Material provided:
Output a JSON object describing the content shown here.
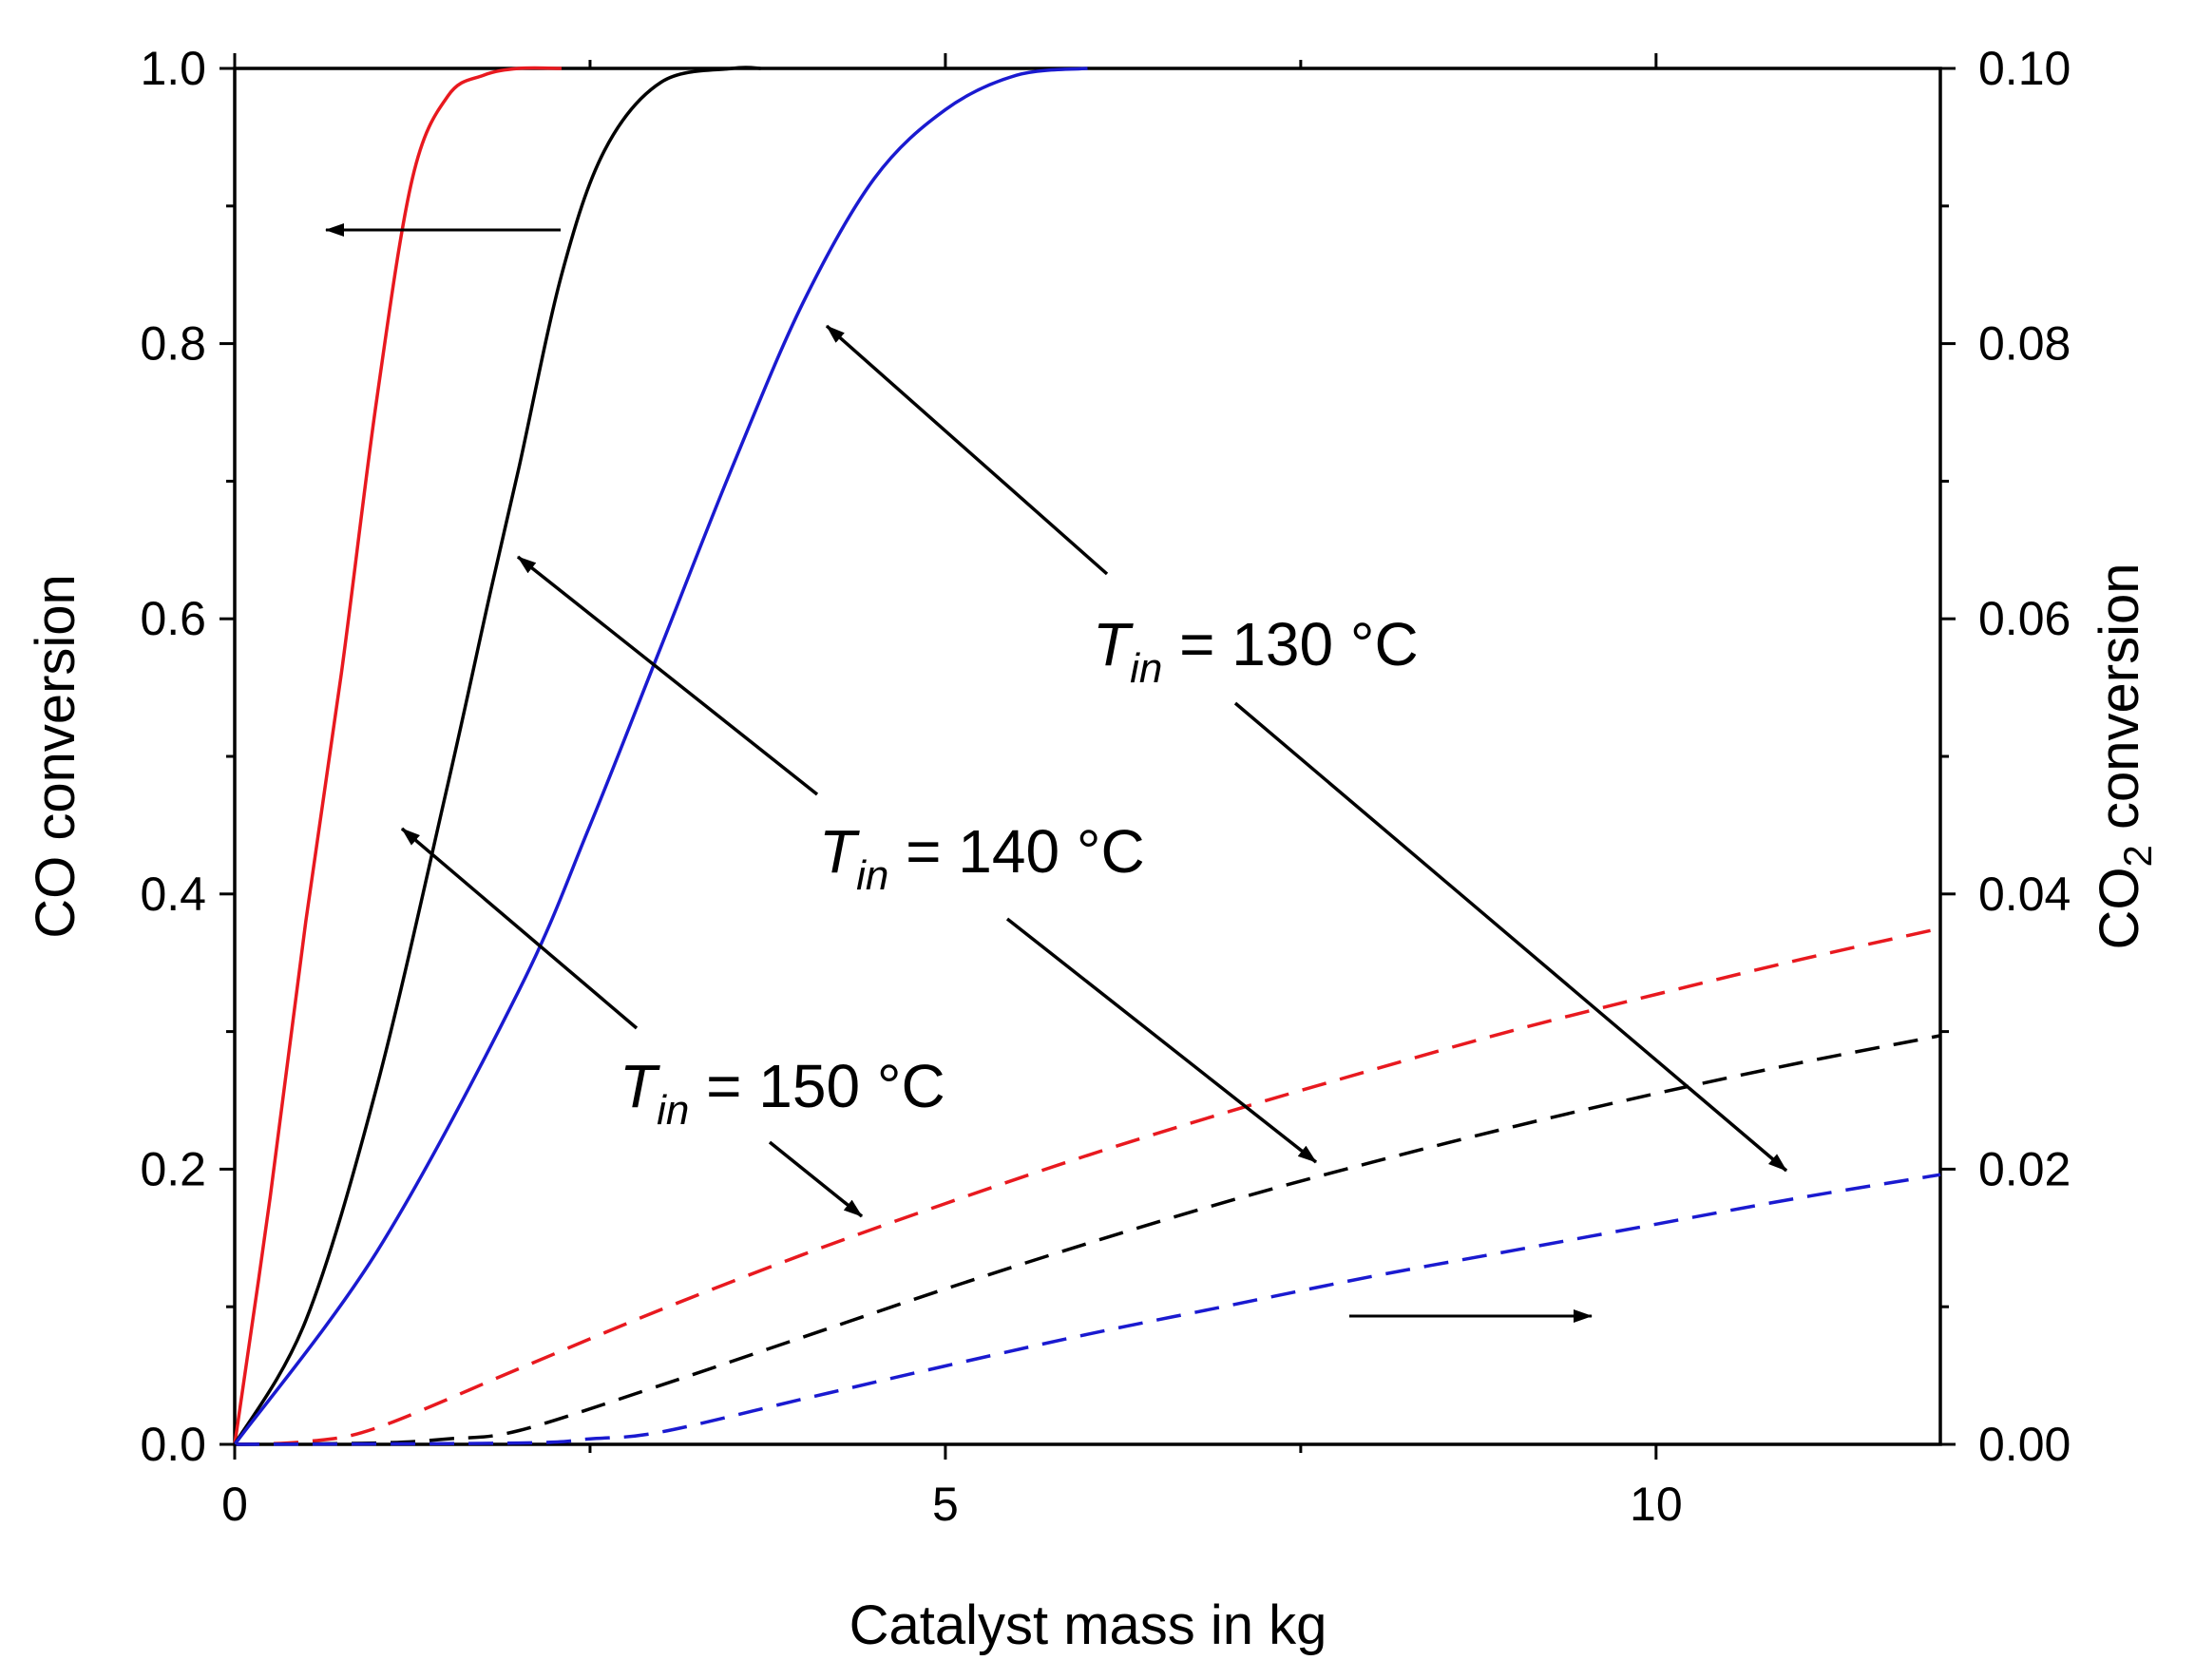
{
  "chart_data": {
    "type": "line",
    "title": "",
    "xlabel": "Catalyst mass in kg",
    "ylabel_left": "CO conversion",
    "ylabel_right": {
      "main": "CO",
      "sub": "2",
      "rest": " conversion"
    },
    "xlim": [
      0,
      12
    ],
    "ylim_left": [
      0,
      1.0
    ],
    "ylim_right": [
      0,
      0.1
    ],
    "x_ticks": [
      0,
      5,
      10
    ],
    "x_tick_labels": [
      "0",
      "5",
      "10"
    ],
    "y_left_ticks": [
      0,
      0.2,
      0.4,
      0.6,
      0.8,
      1.0
    ],
    "y_left_tick_labels": [
      "0.0",
      "0.2",
      "0.4",
      "0.6",
      "0.8",
      "1.0"
    ],
    "y_right_ticks": [
      0,
      0.02,
      0.04,
      0.06,
      0.08,
      0.1
    ],
    "y_right_tick_labels": [
      "0.00",
      "0.02",
      "0.04",
      "0.06",
      "0.08",
      "0.10"
    ],
    "grid": false,
    "series": [
      {
        "name": "CO conversion, T_in = 150 °C",
        "axis": "left",
        "style": "solid",
        "color": "#e8191f",
        "x": [
          0,
          0.25,
          0.5,
          0.75,
          1.0,
          1.25,
          1.5,
          1.75,
          2.0,
          2.3
        ],
        "y": [
          0,
          0.18,
          0.38,
          0.56,
          0.76,
          0.92,
          0.98,
          0.995,
          1.0,
          1.0
        ]
      },
      {
        "name": "CO conversion, T_in = 140 °C",
        "axis": "left",
        "style": "solid",
        "color": "#000000",
        "x": [
          0,
          0.5,
          1.0,
          1.5,
          1.8,
          2.0,
          2.3,
          2.6,
          3.0,
          3.5,
          3.7
        ],
        "y": [
          0,
          0.09,
          0.26,
          0.48,
          0.62,
          0.71,
          0.85,
          0.94,
          0.99,
          1.0,
          1.0
        ]
      },
      {
        "name": "CO conversion, T_in = 130 °C",
        "axis": "left",
        "style": "solid",
        "color": "#1a1ad0",
        "x": [
          0,
          1.0,
          2.0,
          2.5,
          3.0,
          3.5,
          4.0,
          4.5,
          5.0,
          5.5,
          6.0
        ],
        "y": [
          0,
          0.14,
          0.33,
          0.45,
          0.58,
          0.71,
          0.83,
          0.92,
          0.97,
          0.995,
          1.0
        ]
      },
      {
        "name": "CO2 conversion, T_in = 150 °C",
        "axis": "right",
        "style": "dashed",
        "color": "#e8191f",
        "x": [
          0,
          0.5,
          1.0,
          2.0,
          3.0,
          4.0,
          5.0,
          6.0,
          7.0,
          8.0,
          9.0,
          10.0,
          11.0,
          12.0
        ],
        "y": [
          0,
          0.0002,
          0.0012,
          0.0055,
          0.0098,
          0.0138,
          0.0175,
          0.021,
          0.0242,
          0.0272,
          0.0301,
          0.0327,
          0.0352,
          0.0375
        ]
      },
      {
        "name": "CO2 conversion, T_in = 140 °C",
        "axis": "right",
        "style": "dashed",
        "color": "#000000",
        "x": [
          0,
          1.0,
          1.5,
          2.0,
          3.0,
          4.0,
          5.0,
          6.0,
          7.0,
          8.0,
          9.0,
          10.0,
          11.0,
          12.0
        ],
        "y": [
          0,
          0.0001,
          0.0004,
          0.001,
          0.0043,
          0.0078,
          0.0113,
          0.0146,
          0.0177,
          0.0205,
          0.0231,
          0.0255,
          0.0277,
          0.0297
        ]
      },
      {
        "name": "CO2 conversion, T_in = 130 °C",
        "axis": "right",
        "style": "dashed",
        "color": "#1a1ad0",
        "x": [
          0,
          2.0,
          2.5,
          3.0,
          4.0,
          5.0,
          6.0,
          7.0,
          8.0,
          9.0,
          10.0,
          11.0,
          12.0
        ],
        "y": [
          0,
          0.0001,
          0.0004,
          0.0009,
          0.0033,
          0.0057,
          0.008,
          0.0101,
          0.0122,
          0.0141,
          0.016,
          0.0179,
          0.0196
        ]
      }
    ],
    "annotations": [
      {
        "label_main": "T",
        "label_sub": "in",
        "label_rest": " = 130 °C",
        "points_to": "CO2 (blue) and CO (blue) curves"
      },
      {
        "label_main": "T",
        "label_sub": "in",
        "label_rest": " = 140 °C",
        "points_to": "CO2 (black) and CO (black) curves"
      },
      {
        "label_main": "T",
        "label_sub": "in",
        "label_rest": " = 150 °C",
        "points_to": "CO2 (red) and CO (red) curves"
      }
    ],
    "axis_indicators": [
      "left arrow: solid lines read on left axis",
      "right arrow: dashed lines read on right axis"
    ]
  }
}
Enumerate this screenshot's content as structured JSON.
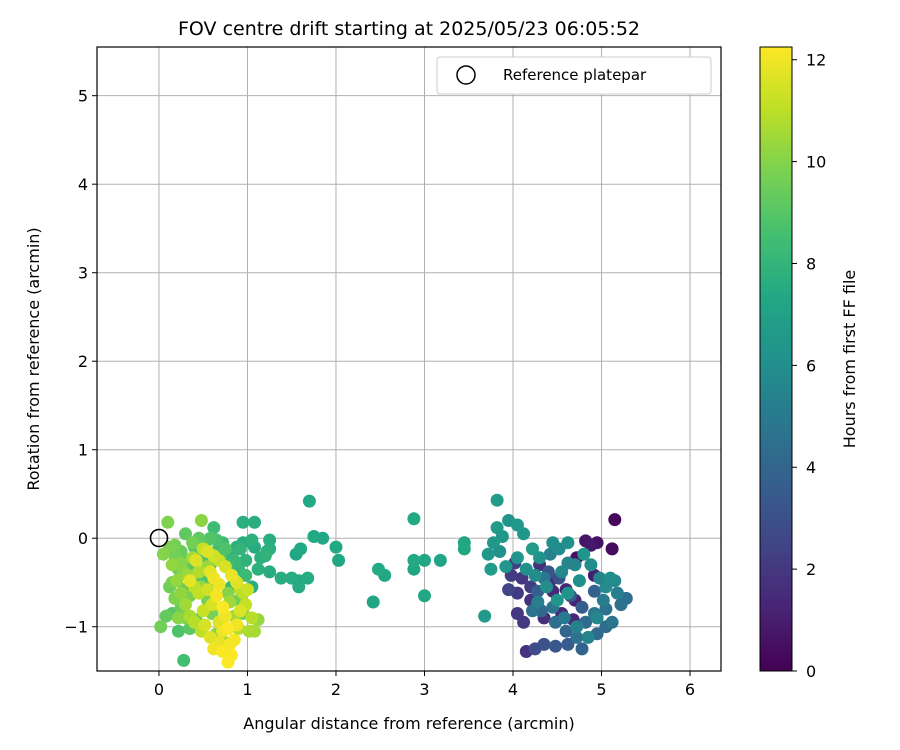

Brief:
Pick out the lines containing the string "content" and show them.

Written response:
Output a JSON object describing the content shown here.
Enumerate this screenshot's content as structured JSON.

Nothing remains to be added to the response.